(Page)
————

I am trying to compare incidence rates for hip fractures across
several different published studies.
The incidence rates are defined by 5-year age strata (e.g. 40-44,
45-49 etc year of age, variablename Agegr) as well as gender.
Accessible values are number of fractures (Fracture) as well as cohort
populations in the age-groups (Totalpopulation)
Thus I have three defining variables: gender, agegroup and
study-number (study).

The scientific question is whether the hip fracture incidences vary
significantly across these studies, even though they propose to be
samples from the same population.

I have tried the following poisson regression i order to arrive at
incidence rate ratios.
As, in theory, no clustering should exist in these separate
incidences, I hope that this is not theoretically unsound.
I have used the following:

xi: poisson Fracture i.gender i.study i.Agegr, exp (Totalpopulation)
vce(robust) irr

Adding the three explanatory variables each increases the
goodness-of-fit of the model (reducing the chi2-value when running
"estat gof" after each model), and combining them gives an even better
fit. However, the chi squared test is still significant, thus the
model does not seem to be very good.

————

(Given task 1) In the forum post, which command is run after each model to obtain the chi-squared value?

(Region annotation records)
————

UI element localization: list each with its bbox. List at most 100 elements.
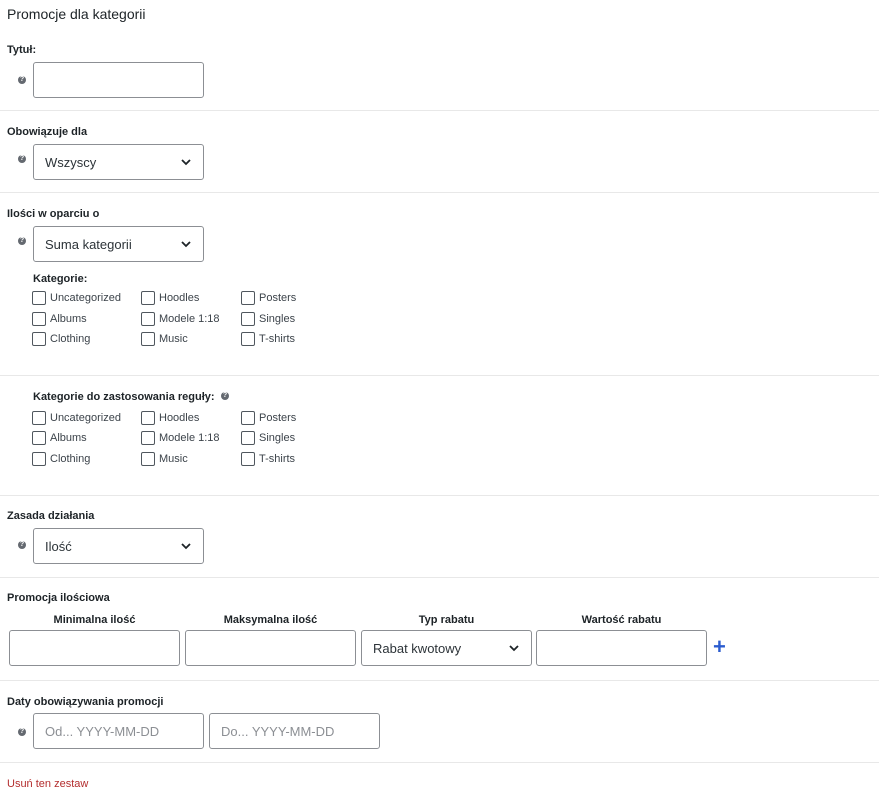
discount-type-value: Rabat kwotowy: [373, 640, 462, 656]
checkbox-label: Music: [159, 333, 188, 345]
checkbox[interactable]: [32, 431, 46, 445]
applies-to-label: Obowiązuje dla: [7, 126, 88, 138]
checkbox-label: Uncategorized: [50, 292, 121, 304]
category-checkbox[interactable]: Clothing: [32, 332, 90, 346]
checkbox-label: Clothing: [50, 333, 91, 345]
checkbox-label: T-shirts: [259, 333, 296, 345]
checkbox[interactable]: [241, 411, 255, 425]
quantity-basis-label: Ilości w oparciu o: [7, 208, 100, 220]
checkbox-label: Posters: [259, 292, 297, 304]
checkbox[interactable]: [241, 312, 255, 326]
discount-type-select[interactable]: Rabat kwotowy: [361, 630, 532, 666]
rule-select[interactable]: Ilość: [33, 528, 204, 564]
checkbox[interactable]: [241, 431, 255, 445]
applies-to-value: Wszyscy: [45, 154, 97, 170]
checkbox[interactable]: [241, 332, 255, 346]
help-icon[interactable]: ?: [221, 392, 229, 400]
checkbox[interactable]: [32, 411, 46, 425]
column-header-min: Minimalna ilość: [53, 614, 136, 626]
chevron-down-icon: [181, 159, 191, 166]
remove-set-link[interactable]: Usuń ten zestaw: [7, 778, 88, 790]
rule-categories-label: Kategorie do zastosowania reguły:: [33, 391, 215, 403]
date-from-placeholder: Od... YYYY-MM-DD: [45, 723, 160, 739]
category-checkbox[interactable]: Music: [141, 332, 188, 346]
checkbox-label: T-shirts: [259, 453, 296, 465]
date-from-input[interactable]: Od... YYYY-MM-DD: [33, 713, 204, 749]
category-checkbox[interactable]: Modele 1:18: [141, 312, 220, 326]
rule-value: Ilość: [45, 538, 72, 554]
separator: [0, 680, 879, 681]
date-to-placeholder: Do... YYYY-MM-DD: [221, 723, 335, 739]
category-checkbox[interactable]: Albums: [32, 312, 87, 326]
page-title: Promocje dla kategorii: [7, 6, 146, 22]
checkbox[interactable]: [141, 431, 155, 445]
min-quantity-input[interactable]: [9, 630, 180, 666]
help-icon[interactable]: ?: [18, 76, 26, 84]
checkbox-label: Albums: [50, 432, 87, 444]
rule-category-checkbox[interactable]: Albums: [32, 431, 87, 445]
category-checkbox[interactable]: Posters: [241, 291, 296, 305]
title-input[interactable]: [33, 62, 204, 98]
checkbox[interactable]: [141, 291, 155, 305]
category-checkbox[interactable]: T-shirts: [241, 332, 295, 346]
separator: [0, 110, 879, 111]
dates-label: Daty obowiązywania promocji: [7, 696, 164, 708]
separator: [0, 495, 879, 496]
checkbox[interactable]: [141, 452, 155, 466]
separator: [0, 192, 879, 193]
rule-category-checkbox[interactable]: Clothing: [32, 452, 90, 466]
rule-category-checkbox[interactable]: Hoodles: [141, 411, 199, 425]
category-checkbox[interactable]: Singles: [241, 312, 295, 326]
rule-category-checkbox[interactable]: Uncategorized: [32, 411, 121, 425]
rule-label: Zasada działania: [7, 510, 95, 522]
rule-category-checkbox[interactable]: Modele 1:18: [141, 431, 220, 445]
rule-category-checkbox[interactable]: T-shirts: [241, 452, 295, 466]
help-icon[interactable]: ?: [18, 237, 26, 245]
checkbox-label: Modele 1:18: [159, 313, 220, 325]
separator: [0, 577, 879, 578]
checkbox-label: Singles: [259, 432, 296, 444]
help-icon[interactable]: ?: [18, 541, 26, 549]
applies-to-select[interactable]: Wszyscy: [33, 144, 204, 180]
add-row-button[interactable]: +: [713, 636, 726, 658]
categories-label: Kategorie:: [33, 273, 88, 285]
rule-category-checkbox[interactable]: Singles: [241, 431, 295, 445]
discount-value-input[interactable]: [536, 630, 707, 666]
checkbox[interactable]: [141, 411, 155, 425]
category-checkbox[interactable]: Uncategorized: [32, 291, 121, 305]
help-icon[interactable]: ?: [18, 155, 26, 163]
checkbox-label: Posters: [259, 412, 297, 424]
checkbox[interactable]: [32, 291, 46, 305]
title-label: Tytuł:: [7, 44, 37, 56]
column-header-discount-value: Wartość rabatu: [581, 614, 662, 626]
checkbox-label: Clothing: [50, 453, 91, 465]
checkbox-label: Music: [159, 453, 188, 465]
checkbox-label: Modele 1:18: [159, 432, 220, 444]
quantity-basis-value: Suma kategorii: [45, 236, 132, 252]
help-icon[interactable]: ?: [18, 728, 26, 736]
checkbox-label: Uncategorized: [50, 412, 121, 424]
checkbox[interactable]: [241, 452, 255, 466]
rule-category-checkbox[interactable]: Music: [141, 452, 188, 466]
checkbox-label: Albums: [50, 313, 87, 325]
checkbox[interactable]: [241, 291, 255, 305]
rule-category-checkbox[interactable]: Posters: [241, 411, 296, 425]
checkbox[interactable]: [141, 312, 155, 326]
checkbox[interactable]: [32, 452, 46, 466]
checkbox[interactable]: [32, 332, 46, 346]
checkbox-label: Singles: [259, 313, 296, 325]
quantity-basis-select[interactable]: Suma kategorii: [33, 226, 204, 262]
checkbox-label: Hoodles: [159, 292, 200, 304]
column-header-max: Maksymalna ilość: [223, 614, 318, 626]
checkbox[interactable]: [32, 312, 46, 326]
separator: [0, 762, 879, 763]
checkbox[interactable]: [141, 332, 155, 346]
max-quantity-input[interactable]: [185, 630, 356, 666]
chevron-down-icon: [509, 645, 519, 652]
separator: [0, 375, 879, 376]
chevron-down-icon: [181, 543, 191, 550]
checkbox-label: Hoodles: [159, 412, 200, 424]
category-checkbox[interactable]: Hoodles: [141, 291, 199, 305]
column-header-discount-type: Typ rabatu: [418, 614, 475, 626]
date-to-input[interactable]: Do... YYYY-MM-DD: [209, 713, 380, 749]
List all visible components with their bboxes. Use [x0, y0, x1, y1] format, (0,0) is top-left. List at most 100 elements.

————

(Given task 2) Render the lines of the records as a Markdown table with the columns "No." and "Record line", starting at the line containing "discount-type-value: Rabat kwotowy: [373, 640, 462, 656]" and ending after the line containing "checkbox-label: Posters: [259, 292, 297, 304]".

(Correct result 1) The command "estat gof" is run after each model.

(Correct result 2)
| No. | Record line |
|---|---|
| 1 | discount-type-value: Rabat kwotowy: [373, 640, 462, 656] |
| 2 | checkbox-label: Music: [159, 333, 188, 345] |
| 3 | checkbox[interactable]: [32, 431, 46, 445] |
| 4 | applies-to-label: Obowiązuje dla: [7, 126, 88, 138] |
| 5 | checkbox-label: Uncategorized: [50, 292, 121, 304] |
| 6 | category-checkbox[interactable]: Clothing: [32, 332, 90, 346] |
| 7 | checkbox-label: Clothing: [50, 333, 91, 345] |
| 8 | checkbox-label: T-shirts: [259, 333, 296, 345] |
| 9 | checkbox[interactable]: [241, 411, 255, 425] |
| 10 | quantity-basis-label: Ilości w oparciu o: [7, 208, 100, 220] |
| 11 | checkbox-label: Posters: [259, 292, 297, 304] |